Information supplied —
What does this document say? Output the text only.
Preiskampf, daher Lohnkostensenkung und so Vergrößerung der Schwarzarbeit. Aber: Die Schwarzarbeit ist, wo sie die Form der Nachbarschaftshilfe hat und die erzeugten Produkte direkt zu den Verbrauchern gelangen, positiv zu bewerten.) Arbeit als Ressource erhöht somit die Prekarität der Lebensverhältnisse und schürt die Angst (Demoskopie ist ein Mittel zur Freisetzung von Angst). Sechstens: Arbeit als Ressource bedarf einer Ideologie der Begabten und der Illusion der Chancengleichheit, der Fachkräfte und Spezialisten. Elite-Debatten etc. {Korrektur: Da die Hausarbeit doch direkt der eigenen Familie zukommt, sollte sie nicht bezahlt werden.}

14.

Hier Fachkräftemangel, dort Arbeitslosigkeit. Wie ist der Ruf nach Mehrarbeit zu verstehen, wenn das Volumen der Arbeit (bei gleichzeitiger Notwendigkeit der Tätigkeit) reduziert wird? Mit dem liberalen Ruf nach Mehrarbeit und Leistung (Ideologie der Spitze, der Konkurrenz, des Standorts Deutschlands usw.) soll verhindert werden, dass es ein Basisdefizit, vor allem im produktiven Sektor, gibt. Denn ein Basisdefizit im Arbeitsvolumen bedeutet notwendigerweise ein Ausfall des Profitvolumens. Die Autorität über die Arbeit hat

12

Given problem — Every entry above needs to be quoted exactly.

Exercise response —
What does this document say? Output the text only.
Preiskampf, daher Lohnkostensenkung und so Vergrößerung der Schwarzarbeit. Aber: Die Schwarzarbeit ist, wo sie die Form der Nachbarschaftshilfe hat und die erzeugten Produkte direkt zu den Verbrauchern gelangen, positiv zu bewerten.) Arbeit als Ressource erhöht somit die Prekarität der Lebensverhältnisse und schürt die Angst (Demoskopie ist ein Mittel zur Freisetzung von Angst). Sechstens: Arbeit als Ressource bedarf einer Ideologie der Begabten und der Illusion der Chancengleichheit, der Fachkräfte und Spezialisten. Elite-Debatten etc. {Korrektur: Da die Hausarbeit doch direkt der eigenen Familie zukommt, sollte sie nicht bezahlt werden.}

14.

Hier Fachkräftemangel, dort Arbeitslosigkeit. Wie ist der Ruf nach Mehrarbeit zu verstehen, wenn das Volumen der Arbeit (bei gleichzeitiger Notwendigkeit der Tätigkeit) reduziert wird? Mit dem liberalen Ruf nach Mehrarbeit und Leistung (Ideologie der Spitze, der Konkurrenz, des Standorts Deutschlands usw.) soll verhindert werden, dass es ein Basisdefizit, vor allem im produktiven Sektor, gibt. Denn ein Basisdefizit im Arbeitsvolumen bedeutet notwendigerweise ein Ausfall des Profitvolumens. Die Autorität über die Arbeit hat

12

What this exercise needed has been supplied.